◆ **INPUT DATA**:
BEGIN

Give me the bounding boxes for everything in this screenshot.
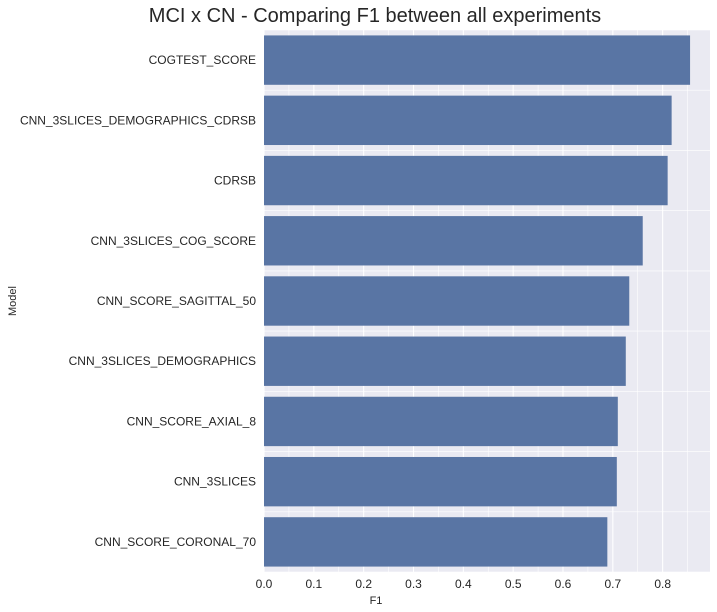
- bar: [264, 95, 672, 146]
- bars: [264, 35, 691, 567]
- y-tick-labels: COGTEST_SCORE CNN_3SLICES_DEMOGRAPHICS_CD…: [20, 53, 256, 549]
- chart-title: MCI x CN - Comparing F1 between all expe…: [149, 5, 601, 27]
- bar: [264, 276, 630, 326]
- bar: [264, 336, 626, 386]
- bar: [264, 517, 608, 567]
- bar: [264, 216, 643, 266]
- y-tick-label: CNN_SCORE_CORONAL_70: [95, 535, 257, 549]
- y-tick-label: CDRSB: [214, 174, 256, 188]
- x-axis-label: F1: [370, 595, 383, 607]
- y-tick-label: CNN_SCORE_SAGITTAL_50: [97, 294, 256, 308]
- x-tick-label: 0.4: [455, 577, 472, 591]
- bar: [264, 35, 691, 85]
- x-tick-labels: 0.0 0.1 0.2 0.3 0.4 0.5 0.6 0.7 0.8: [256, 577, 672, 591]
- bar: [264, 155, 668, 206]
- y-tick-label: CNN_3SLICES_COG_SCORE: [91, 234, 256, 248]
- x-tick-label: 0.2: [355, 577, 372, 591]
- bar: [264, 456, 617, 507]
- x-tick-label: 0.3: [405, 577, 422, 591]
- y-axis-label: Model: [7, 286, 19, 316]
- x-tick-label: 0.5: [505, 577, 522, 591]
- y-tick-label: CNN_3SLICES_DEMOGRAPHICS: [69, 354, 256, 368]
- x-tick-label: 0.6: [555, 577, 572, 591]
- bar: [264, 396, 618, 447]
- y-tick-label: CNN_3SLICES_DEMOGRAPHICS_CDRSB: [20, 113, 256, 127]
- x-tick-label: 0.7: [604, 577, 621, 591]
- y-tick-label: CNN_3SLICES: [174, 475, 256, 489]
- x-tick-label: 0.1: [305, 577, 322, 591]
- y-tick-label: CNN_SCORE_AXIAL_8: [127, 414, 257, 428]
- x-tick-label: 0.0: [256, 577, 273, 591]
- x-tick-label: 0.8: [654, 577, 671, 591]
- y-tick-label: COGTEST_SCORE: [149, 53, 256, 67]
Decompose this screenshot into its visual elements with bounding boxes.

END

◆ **GIVEN EXERCISE**:
Convert all the data above into a JSON list of strings, one string per line, skipping blank lines and leaving out the pictures.

◆ **RESPONSE TO THE EXERCISE**:
[
  "Give me the bounding boxes for everything in this screenshot.",
  "- bar: [264, 95, 672, 146]",
  "- bars: [264, 35, 691, 567]",
  "- y-tick-labels: COGTEST_SCORE CNN_3SLICES_DEMOGRAPHICS_CD…: [20, 53, 256, 549]",
  "- chart-title: MCI x CN - Comparing F1 between all expe…: [149, 5, 601, 27]",
  "- bar: [264, 276, 630, 326]",
  "- bar: [264, 336, 626, 386]",
  "- bar: [264, 517, 608, 567]",
  "- bar: [264, 216, 643, 266]",
  "- y-tick-label: CNN_SCORE_CORONAL_70: [95, 535, 257, 549]",
  "- y-tick-label: CDRSB: [214, 174, 256, 188]",
  "- x-axis-label: F1: [370, 595, 383, 607]",
  "- y-tick-label: CNN_SCORE_SAGITTAL_50: [97, 294, 256, 308]",
  "- x-tick-label: 0.4: [455, 577, 472, 591]",
  "- bar: [264, 35, 691, 85]",
  "- x-tick-labels: 0.0 0.1 0.2 0.3 0.4 0.5 0.6 0.7 0.8: [256, 577, 672, 591]",
  "- bar: [264, 155, 668, 206]",
  "- y-tick-label: CNN_3SLICES_COG_SCORE: [91, 234, 256, 248]",
  "- x-tick-label: 0.2: [355, 577, 372, 591]",
  "- bar: [264, 456, 617, 507]",
  "- x-tick-label: 0.3: [405, 577, 422, 591]",
  "- y-axis-label: Model: [7, 286, 19, 316]",
  "- x-tick-label: 0.5: [505, 577, 522, 591]",
  "- y-tick-label: CNN_3SLICES_DEMOGRAPHICS: [69, 354, 256, 368]",
  "- x-tick-label: 0.6: [555, 577, 572, 591]",
  "- bar: [264, 396, 618, 447]",
  "- y-tick-label: CNN_3SLICES_DEMOGRAPHICS_CDRSB: [20, 113, 256, 127]",
  "- x-tick-label: 0.7: [604, 577, 621, 591]",
  "- y-tick-label: CNN_3SLICES: [174, 475, 256, 489]",
  "- x-tick-label: 0.1: [305, 577, 322, 591]",
  "- y-tick-label: CNN_SCORE_AXIAL_8: [127, 414, 257, 428]",
  "- x-tick-label: 0.0: [256, 577, 273, 591]",
  "- x-tick-label: 0.8: [654, 577, 671, 591]",
  "- y-tick-label: COGTEST_SCORE: [149, 53, 256, 67]",
  "Decompose this screenshot into its visual elements with bounding boxes."
]